▶ _Records for the exercise_:
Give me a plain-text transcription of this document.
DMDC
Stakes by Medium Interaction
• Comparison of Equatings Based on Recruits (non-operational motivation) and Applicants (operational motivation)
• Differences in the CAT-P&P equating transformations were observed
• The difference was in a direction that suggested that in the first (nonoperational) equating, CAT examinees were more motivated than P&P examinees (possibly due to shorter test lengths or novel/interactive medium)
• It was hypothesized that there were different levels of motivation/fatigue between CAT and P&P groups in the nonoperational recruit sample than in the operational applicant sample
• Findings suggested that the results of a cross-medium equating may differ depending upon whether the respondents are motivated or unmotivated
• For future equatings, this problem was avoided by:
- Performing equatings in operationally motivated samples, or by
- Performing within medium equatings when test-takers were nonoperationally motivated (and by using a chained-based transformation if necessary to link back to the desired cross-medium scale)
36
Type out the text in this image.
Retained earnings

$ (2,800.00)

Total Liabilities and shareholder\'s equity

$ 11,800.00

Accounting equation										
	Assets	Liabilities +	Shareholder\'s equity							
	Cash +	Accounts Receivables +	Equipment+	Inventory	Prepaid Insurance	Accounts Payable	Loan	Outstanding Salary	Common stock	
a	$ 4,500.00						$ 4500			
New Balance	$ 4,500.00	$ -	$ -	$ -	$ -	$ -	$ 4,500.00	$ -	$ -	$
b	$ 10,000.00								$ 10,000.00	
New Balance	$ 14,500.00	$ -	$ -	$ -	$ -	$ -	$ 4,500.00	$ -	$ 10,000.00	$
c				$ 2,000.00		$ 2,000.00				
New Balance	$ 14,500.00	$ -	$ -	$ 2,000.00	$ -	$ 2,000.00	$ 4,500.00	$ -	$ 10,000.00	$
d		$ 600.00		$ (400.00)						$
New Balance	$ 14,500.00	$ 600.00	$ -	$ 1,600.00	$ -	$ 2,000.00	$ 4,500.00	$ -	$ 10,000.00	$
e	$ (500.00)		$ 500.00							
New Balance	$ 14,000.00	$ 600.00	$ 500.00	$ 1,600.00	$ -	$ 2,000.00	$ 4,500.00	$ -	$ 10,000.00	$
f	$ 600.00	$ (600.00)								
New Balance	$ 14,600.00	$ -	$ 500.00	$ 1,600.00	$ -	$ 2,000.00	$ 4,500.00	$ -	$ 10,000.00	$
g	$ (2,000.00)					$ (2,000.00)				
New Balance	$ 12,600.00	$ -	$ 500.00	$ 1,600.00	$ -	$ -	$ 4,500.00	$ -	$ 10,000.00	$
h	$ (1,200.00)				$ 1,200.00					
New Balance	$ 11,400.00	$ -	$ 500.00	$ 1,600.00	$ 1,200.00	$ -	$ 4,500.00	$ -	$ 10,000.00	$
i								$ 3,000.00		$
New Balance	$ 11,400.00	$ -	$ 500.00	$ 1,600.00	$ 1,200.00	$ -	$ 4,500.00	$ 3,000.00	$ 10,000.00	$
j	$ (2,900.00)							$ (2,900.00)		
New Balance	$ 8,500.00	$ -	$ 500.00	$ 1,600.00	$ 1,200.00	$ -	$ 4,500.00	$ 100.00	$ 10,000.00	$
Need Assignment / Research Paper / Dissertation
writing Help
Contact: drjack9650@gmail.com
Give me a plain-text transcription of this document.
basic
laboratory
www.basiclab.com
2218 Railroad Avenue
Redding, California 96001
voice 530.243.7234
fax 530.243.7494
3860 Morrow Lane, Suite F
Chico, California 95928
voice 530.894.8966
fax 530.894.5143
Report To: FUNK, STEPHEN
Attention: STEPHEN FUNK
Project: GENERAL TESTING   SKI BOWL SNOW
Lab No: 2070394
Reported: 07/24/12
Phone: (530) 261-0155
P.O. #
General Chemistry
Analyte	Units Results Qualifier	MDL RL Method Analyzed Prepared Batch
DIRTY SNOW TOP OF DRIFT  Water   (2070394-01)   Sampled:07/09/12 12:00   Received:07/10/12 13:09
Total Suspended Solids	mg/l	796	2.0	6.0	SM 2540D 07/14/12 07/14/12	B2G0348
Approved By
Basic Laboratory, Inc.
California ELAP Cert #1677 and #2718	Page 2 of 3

▶ _Short task_:
Print the material once more, exactly.

▶ _Solution for this task_:
Give me a plain-text transcription of this document.
DMDC
Stakes by Medium Interaction
• Comparison of Equatings Based on Recruits (non-operational motivation) and Applicants (operational motivation)
• Differences in the CAT-P&P equating transformations were observed
• The difference was in a direction that suggested that in the first (nonoperational) equating, CAT examinees were more motivated than P&P examinees (possibly due to shorter test lengths or novel/interactive medium)
• It was hypothesized that there were different levels of motivation/fatigue between CAT and P&P groups in the nonoperational recruit sample than in the operational applicant sample
• Findings suggested that the results of a cross-medium equating may differ depending upon whether the respondents are motivated or unmotivated
• For future equatings, this problem was avoided by:
- Performing equatings in operationally motivated samples, or by
- Performing within medium equatings when test-takers were nonoperationally motivated (and by using a chained-based transformation if necessary to link back to the desired cross-medium scale)
36
Type out the text in this image.
Retained earnings

$ (2,800.00)

Total Liabilities and shareholder\'s equity

$ 11,800.00

Accounting equation										
	Assets	Liabilities +	Shareholder\'s equity							
	Cash +	Accounts Receivables +	Equipment+	Inventory	Prepaid Insurance	Accounts Payable	Loan	Outstanding Salary	Common stock	
a	$ 4,500.00						$ 4500			
New Balance	$ 4,500.00	$ -	$ -	$ -	$ -	$ -	$ 4,500.00	$ -	$ -	$
b	$ 10,000.00								$ 10,000.00	
New Balance	$ 14,500.00	$ -	$ -	$ -	$ -	$ -	$ 4,500.00	$ -	$ 10,000.00	$
c				$ 2,000.00		$ 2,000.00				
New Balance	$ 14,500.00	$ -	$ -	$ 2,000.00	$ -	$ 2,000.00	$ 4,500.00	$ -	$ 10,000.00	$
d		$ 600.00		$ (400.00)						$
New Balance	$ 14,500.00	$ 600.00	$ -	$ 1,600.00	$ -	$ 2,000.00	$ 4,500.00	$ -	$ 10,000.00	$
e	$ (500.00)		$ 500.00							
New Balance	$ 14,000.00	$ 600.00	$ 500.00	$ 1,600.00	$ -	$ 2,000.00	$ 4,500.00	$ -	$ 10,000.00	$
f	$ 600.00	$ (600.00)								
New Balance	$ 14,600.00	$ -	$ 500.00	$ 1,600.00	$ -	$ 2,000.00	$ 4,500.00	$ -	$ 10,000.00	$
g	$ (2,000.00)					$ (2,000.00)				
New Balance	$ 12,600.00	$ -	$ 500.00	$ 1,600.00	$ -	$ -	$ 4,500.00	$ -	$ 10,000.00	$
h	$ (1,200.00)				$ 1,200.00					
New Balance	$ 11,400.00	$ -	$ 500.00	$ 1,600.00	$ 1,200.00	$ -	$ 4,500.00	$ -	$ 10,000.00	$
i								$ 3,000.00		$
New Balance	$ 11,400.00	$ -	$ 500.00	$ 1,600.00	$ 1,200.00	$ -	$ 4,500.00	$ 3,000.00	$ 10,000.00	$
j	$ (2,900.00)							$ (2,900.00)		
New Balance	$ 8,500.00	$ -	$ 500.00	$ 1,600.00	$ 1,200.00	$ -	$ 4,500.00	$ 100.00	$ 10,000.00	$
Need Assignment / Research Paper / Dissertation
writing Help
Contact: drjack9650@gmail.com
Give me a plain-text transcription of this document.
basic
laboratory
www.basiclab.com
2218 Railroad Avenue
Redding, California 96001
voice 530.243.7234
fax 530.243.7494
3860 Morrow Lane, Suite F
Chico, California 95928
voice 530.894.8966
fax 530.894.5143
Report To: FUNK, STEPHEN
Attention: STEPHEN FUNK
Project: GENERAL TESTING   SKI BOWL SNOW
Lab No: 2070394
Reported: 07/24/12
Phone: (530) 261-0155
P.O. #
General Chemistry
Analyte	Units Results Qualifier	MDL RL Method Analyzed Prepared Batch
DIRTY SNOW TOP OF DRIFT  Water   (2070394-01)   Sampled:07/09/12 12:00   Received:07/10/12 13:09
Total Suspended Solids	mg/l	796	2.0	6.0	SM 2540D 07/14/12 07/14/12	B2G0348
Approved By
Basic Laboratory, Inc.
California ELAP Cert #1677 and #2718	Page 2 of 3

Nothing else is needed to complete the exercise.